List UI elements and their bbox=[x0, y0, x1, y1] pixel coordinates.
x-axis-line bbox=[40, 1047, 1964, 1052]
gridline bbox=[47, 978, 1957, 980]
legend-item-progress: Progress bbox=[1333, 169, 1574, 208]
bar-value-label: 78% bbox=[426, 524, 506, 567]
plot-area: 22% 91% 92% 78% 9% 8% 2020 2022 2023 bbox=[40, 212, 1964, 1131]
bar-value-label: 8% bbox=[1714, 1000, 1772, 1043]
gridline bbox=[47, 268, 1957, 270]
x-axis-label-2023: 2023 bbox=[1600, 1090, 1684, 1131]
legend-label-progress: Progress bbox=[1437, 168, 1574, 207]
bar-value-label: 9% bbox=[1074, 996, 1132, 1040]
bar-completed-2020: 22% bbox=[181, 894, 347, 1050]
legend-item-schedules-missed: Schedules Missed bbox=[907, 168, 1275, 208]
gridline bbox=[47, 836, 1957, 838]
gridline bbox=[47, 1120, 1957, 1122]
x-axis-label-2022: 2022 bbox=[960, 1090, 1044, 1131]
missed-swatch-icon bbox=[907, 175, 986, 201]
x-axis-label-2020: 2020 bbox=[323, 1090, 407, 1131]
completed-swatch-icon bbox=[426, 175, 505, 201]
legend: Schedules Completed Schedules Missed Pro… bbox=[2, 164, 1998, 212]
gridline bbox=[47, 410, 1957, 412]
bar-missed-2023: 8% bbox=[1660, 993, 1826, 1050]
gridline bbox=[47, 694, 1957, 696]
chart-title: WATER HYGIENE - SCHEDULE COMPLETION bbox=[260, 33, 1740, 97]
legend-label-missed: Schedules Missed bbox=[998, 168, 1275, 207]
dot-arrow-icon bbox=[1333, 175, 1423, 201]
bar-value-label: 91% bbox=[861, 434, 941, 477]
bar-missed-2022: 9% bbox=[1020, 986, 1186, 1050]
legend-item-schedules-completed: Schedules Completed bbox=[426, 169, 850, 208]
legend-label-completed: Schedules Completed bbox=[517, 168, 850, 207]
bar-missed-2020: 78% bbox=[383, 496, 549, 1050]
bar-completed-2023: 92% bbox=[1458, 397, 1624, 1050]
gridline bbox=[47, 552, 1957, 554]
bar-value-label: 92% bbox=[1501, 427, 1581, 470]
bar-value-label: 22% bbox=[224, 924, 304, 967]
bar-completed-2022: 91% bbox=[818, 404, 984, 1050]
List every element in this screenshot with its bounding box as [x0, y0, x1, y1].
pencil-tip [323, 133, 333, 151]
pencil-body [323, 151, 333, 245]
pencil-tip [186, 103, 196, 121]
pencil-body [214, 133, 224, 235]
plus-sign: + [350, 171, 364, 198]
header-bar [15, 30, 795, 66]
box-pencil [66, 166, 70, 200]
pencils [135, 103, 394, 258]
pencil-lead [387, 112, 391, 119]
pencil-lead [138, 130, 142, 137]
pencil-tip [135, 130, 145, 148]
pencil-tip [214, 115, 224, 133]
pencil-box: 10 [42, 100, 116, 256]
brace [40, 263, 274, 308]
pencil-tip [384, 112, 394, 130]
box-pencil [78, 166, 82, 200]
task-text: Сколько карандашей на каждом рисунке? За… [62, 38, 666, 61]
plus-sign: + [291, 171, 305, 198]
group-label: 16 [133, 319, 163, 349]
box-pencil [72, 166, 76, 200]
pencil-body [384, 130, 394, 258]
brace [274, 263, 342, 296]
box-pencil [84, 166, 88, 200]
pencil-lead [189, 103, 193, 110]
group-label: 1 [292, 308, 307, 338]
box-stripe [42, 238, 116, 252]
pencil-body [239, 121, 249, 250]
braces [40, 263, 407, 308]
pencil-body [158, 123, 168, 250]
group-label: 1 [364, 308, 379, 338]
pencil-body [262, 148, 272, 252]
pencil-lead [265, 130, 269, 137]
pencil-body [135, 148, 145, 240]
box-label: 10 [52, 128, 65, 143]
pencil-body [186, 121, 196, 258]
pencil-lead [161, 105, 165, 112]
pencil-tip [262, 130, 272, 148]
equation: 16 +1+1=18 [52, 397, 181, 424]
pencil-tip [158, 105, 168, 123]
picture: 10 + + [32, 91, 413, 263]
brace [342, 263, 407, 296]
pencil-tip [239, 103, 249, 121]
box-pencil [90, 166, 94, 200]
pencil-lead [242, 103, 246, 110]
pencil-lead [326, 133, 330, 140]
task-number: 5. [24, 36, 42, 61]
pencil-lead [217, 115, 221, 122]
:::
- [WRITTEN TASK]
Can you lay out the part of the records above that opens at their very first line and closes with the line containing "bar-value-label: 8% bbox=[1714, 1000, 1772, 1043]" as a Markdown table, with columns named Row and Record line and blank lines left out?

- [SOLUTION BELOW]
| Row | Record line |
|---|---|
| 1 | List UI elements and their bbox=[x0, y0, x1, y1] pixel coordinates. |
| 2 | x-axis-line bbox=[40, 1047, 1964, 1052] |
| 3 | gridline bbox=[47, 978, 1957, 980] |
| 4 | legend-item-progress: Progress bbox=[1333, 169, 1574, 208] |
| 5 | bar-value-label: 78% bbox=[426, 524, 506, 567] |
| 6 | plot-area: 22% 91% 92% 78% 9% 8% 2020 2022 2023 bbox=[40, 212, 1964, 1131] |
| 7 | bar-value-label: 8% bbox=[1714, 1000, 1772, 1043] |